Extracted data entries:
BEGIN

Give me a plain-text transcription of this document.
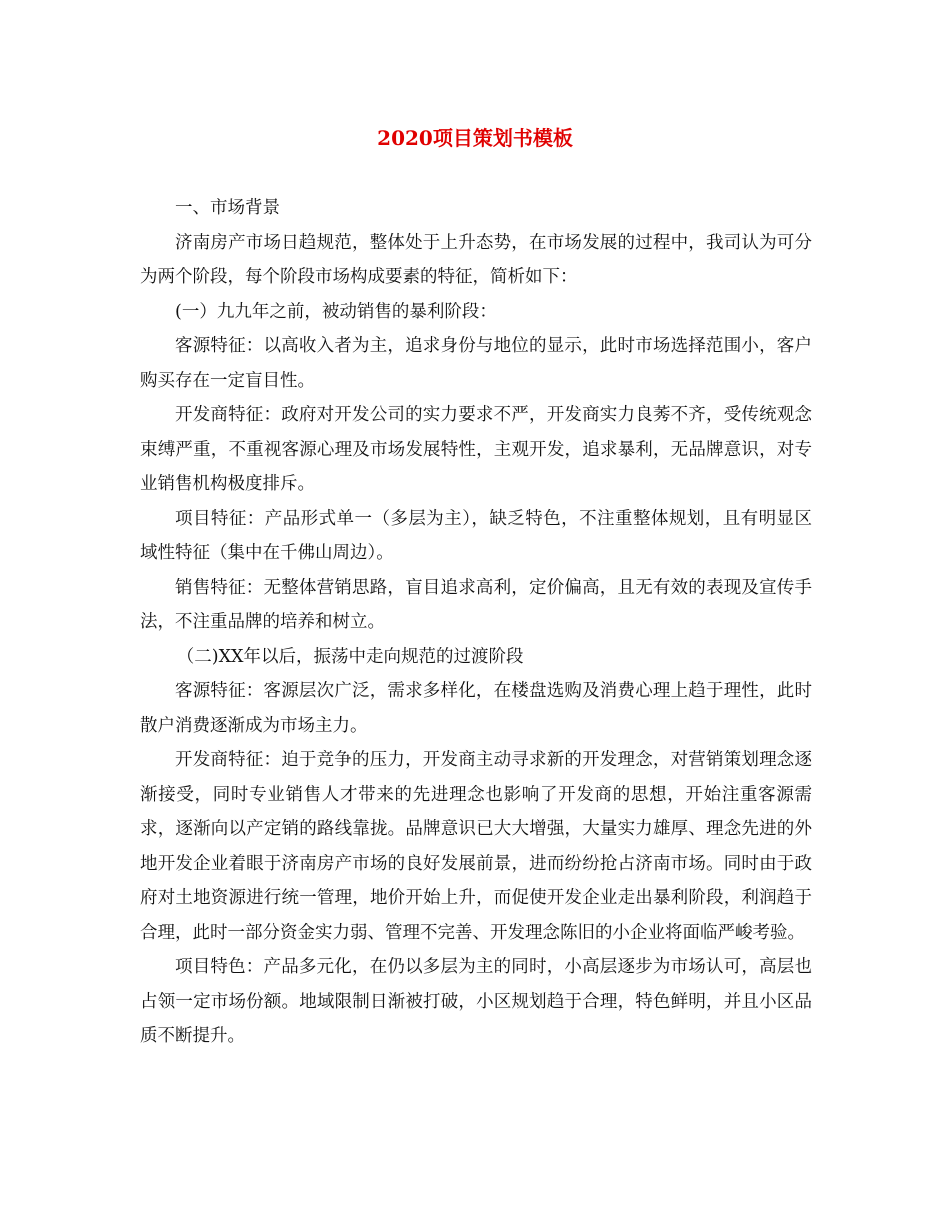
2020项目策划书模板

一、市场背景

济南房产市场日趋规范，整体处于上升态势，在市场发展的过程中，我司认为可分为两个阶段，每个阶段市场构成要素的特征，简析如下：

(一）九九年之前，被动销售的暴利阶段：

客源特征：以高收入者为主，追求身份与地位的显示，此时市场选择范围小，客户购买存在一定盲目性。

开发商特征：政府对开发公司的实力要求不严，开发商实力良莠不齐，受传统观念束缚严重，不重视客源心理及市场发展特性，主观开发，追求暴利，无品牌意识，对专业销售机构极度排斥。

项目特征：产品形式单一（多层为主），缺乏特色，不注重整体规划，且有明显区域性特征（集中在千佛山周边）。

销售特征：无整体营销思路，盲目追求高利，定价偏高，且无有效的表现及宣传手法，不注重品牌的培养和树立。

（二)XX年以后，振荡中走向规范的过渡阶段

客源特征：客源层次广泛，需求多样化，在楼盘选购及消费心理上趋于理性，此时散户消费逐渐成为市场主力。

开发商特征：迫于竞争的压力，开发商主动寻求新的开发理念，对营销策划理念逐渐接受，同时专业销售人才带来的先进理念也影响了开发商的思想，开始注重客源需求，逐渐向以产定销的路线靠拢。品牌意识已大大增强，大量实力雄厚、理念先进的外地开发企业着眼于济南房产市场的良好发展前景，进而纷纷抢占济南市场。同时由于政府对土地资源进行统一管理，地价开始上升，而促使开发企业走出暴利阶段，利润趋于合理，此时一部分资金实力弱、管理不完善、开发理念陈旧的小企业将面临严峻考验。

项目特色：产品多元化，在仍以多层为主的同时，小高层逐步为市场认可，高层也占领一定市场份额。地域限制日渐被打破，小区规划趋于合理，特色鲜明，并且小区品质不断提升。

END

# [Task requirements]
Print all of the records shown above exactly, leaving out each picture.

# [Worked solution]
Give me a plain-text transcription of this document.
2020项目策划书模板

一、市场背景

济南房产市场日趋规范，整体处于上升态势，在市场发展的过程中，我司认为可分为两个阶段，每个阶段市场构成要素的特征，简析如下：

(一）九九年之前，被动销售的暴利阶段：

客源特征：以高收入者为主，追求身份与地位的显示，此时市场选择范围小，客户购买存在一定盲目性。

开发商特征：政府对开发公司的实力要求不严，开发商实力良莠不齐，受传统观念束缚严重，不重视客源心理及市场发展特性，主观开发，追求暴利，无品牌意识，对专业销售机构极度排斥。

项目特征：产品形式单一（多层为主），缺乏特色，不注重整体规划，且有明显区域性特征（集中在千佛山周边）。

销售特征：无整体营销思路，盲目追求高利，定价偏高，且无有效的表现及宣传手法，不注重品牌的培养和树立。

（二)XX年以后，振荡中走向规范的过渡阶段

客源特征：客源层次广泛，需求多样化，在楼盘选购及消费心理上趋于理性，此时散户消费逐渐成为市场主力。

开发商特征：迫于竞争的压力，开发商主动寻求新的开发理念，对营销策划理念逐渐接受，同时专业销售人才带来的先进理念也影响了开发商的思想，开始注重客源需求，逐渐向以产定销的路线靠拢。品牌意识已大大增强，大量实力雄厚、理念先进的外地开发企业着眼于济南房产市场的良好发展前景，进而纷纷抢占济南市场。同时由于政府对土地资源进行统一管理，地价开始上升，而促使开发企业走出暴利阶段，利润趋于合理，此时一部分资金实力弱、管理不完善、开发理念陈旧的小企业将面临严峻考验。

项目特色：产品多元化，在仍以多层为主的同时，小高层逐步为市场认可，高层也占领一定市场份额。地域限制日渐被打破，小区规划趋于合理，特色鲜明，并且小区品质不断提升。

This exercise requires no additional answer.